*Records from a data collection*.

════════════════

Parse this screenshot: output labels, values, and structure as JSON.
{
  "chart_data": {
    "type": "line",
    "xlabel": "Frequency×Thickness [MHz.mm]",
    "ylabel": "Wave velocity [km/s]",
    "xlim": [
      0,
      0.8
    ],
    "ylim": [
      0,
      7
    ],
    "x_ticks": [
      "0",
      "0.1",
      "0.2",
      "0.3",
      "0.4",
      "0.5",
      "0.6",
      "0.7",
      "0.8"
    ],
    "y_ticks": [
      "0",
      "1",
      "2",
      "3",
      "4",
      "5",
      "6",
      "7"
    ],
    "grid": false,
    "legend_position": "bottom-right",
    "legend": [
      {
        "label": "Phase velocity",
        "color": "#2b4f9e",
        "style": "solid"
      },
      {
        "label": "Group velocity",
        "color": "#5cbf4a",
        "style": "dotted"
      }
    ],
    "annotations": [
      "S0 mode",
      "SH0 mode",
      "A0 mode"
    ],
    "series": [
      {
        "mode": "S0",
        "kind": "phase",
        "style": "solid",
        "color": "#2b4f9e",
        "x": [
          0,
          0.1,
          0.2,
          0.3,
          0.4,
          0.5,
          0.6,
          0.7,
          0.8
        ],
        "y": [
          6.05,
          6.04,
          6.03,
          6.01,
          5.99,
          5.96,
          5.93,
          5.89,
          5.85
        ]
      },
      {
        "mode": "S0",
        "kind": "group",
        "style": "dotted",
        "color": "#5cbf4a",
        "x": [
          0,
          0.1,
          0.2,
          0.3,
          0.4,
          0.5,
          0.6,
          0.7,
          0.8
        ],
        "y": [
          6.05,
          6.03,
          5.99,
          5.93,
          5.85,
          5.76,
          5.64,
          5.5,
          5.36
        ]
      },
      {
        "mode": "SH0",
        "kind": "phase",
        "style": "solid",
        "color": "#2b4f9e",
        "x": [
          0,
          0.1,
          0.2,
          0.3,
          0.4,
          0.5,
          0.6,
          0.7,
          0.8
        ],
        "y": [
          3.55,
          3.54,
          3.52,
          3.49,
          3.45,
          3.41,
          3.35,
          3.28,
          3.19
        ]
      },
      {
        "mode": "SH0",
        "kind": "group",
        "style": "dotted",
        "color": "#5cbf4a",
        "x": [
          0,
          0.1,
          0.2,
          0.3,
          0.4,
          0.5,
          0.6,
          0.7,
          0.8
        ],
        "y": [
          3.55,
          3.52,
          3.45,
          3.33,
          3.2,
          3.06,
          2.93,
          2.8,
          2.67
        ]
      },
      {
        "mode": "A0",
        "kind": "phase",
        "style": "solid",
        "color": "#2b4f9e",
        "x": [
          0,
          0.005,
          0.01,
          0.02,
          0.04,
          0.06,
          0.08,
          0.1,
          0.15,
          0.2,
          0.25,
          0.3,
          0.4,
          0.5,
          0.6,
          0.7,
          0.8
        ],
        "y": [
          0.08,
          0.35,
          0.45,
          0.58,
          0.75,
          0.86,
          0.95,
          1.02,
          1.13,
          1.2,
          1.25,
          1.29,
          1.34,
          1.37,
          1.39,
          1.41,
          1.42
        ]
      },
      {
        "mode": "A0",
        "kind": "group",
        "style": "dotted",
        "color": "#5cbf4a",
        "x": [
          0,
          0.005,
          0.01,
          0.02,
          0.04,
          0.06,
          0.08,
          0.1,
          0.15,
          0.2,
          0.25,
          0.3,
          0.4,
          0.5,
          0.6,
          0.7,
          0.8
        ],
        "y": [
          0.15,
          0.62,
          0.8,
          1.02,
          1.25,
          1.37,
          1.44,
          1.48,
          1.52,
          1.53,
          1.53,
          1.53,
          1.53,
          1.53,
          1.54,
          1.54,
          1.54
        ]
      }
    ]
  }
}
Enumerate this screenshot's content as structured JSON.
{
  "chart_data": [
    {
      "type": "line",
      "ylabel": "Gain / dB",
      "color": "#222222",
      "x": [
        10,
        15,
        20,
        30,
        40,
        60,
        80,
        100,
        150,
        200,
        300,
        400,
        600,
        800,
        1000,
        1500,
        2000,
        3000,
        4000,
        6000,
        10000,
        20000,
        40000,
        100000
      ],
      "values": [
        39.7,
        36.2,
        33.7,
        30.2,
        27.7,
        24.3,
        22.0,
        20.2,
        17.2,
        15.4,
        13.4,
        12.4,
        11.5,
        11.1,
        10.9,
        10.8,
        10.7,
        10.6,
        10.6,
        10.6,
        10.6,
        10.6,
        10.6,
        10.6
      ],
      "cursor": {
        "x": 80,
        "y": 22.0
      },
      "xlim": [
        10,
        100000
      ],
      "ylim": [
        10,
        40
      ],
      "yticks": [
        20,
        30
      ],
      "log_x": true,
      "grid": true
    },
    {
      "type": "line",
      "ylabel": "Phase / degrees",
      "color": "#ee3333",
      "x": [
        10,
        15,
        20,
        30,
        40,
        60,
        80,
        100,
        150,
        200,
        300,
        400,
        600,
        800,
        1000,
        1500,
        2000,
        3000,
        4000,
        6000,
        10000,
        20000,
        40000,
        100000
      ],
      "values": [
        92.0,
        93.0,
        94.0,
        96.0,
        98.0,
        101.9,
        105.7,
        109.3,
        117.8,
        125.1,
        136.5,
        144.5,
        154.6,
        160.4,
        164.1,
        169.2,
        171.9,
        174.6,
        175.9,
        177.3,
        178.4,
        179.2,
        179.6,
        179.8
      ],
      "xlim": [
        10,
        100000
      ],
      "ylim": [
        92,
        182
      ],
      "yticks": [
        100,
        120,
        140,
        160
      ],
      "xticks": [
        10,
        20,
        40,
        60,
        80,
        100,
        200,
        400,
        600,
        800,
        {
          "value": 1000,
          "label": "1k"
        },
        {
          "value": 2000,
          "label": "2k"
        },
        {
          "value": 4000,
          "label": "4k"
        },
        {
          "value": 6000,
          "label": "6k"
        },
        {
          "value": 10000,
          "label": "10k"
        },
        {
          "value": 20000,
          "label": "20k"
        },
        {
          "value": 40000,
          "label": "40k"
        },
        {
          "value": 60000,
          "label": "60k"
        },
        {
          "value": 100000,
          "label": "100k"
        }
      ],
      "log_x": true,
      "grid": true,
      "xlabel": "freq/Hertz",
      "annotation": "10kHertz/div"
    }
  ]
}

════════════════

*Short exercise*.
Find the lines holding "velocity" and list every one.

*Complete answer*.
    "ylabel": "Wave velocity [km/s]",
        "label": "Phase velocity",
        "label": "Group velocity",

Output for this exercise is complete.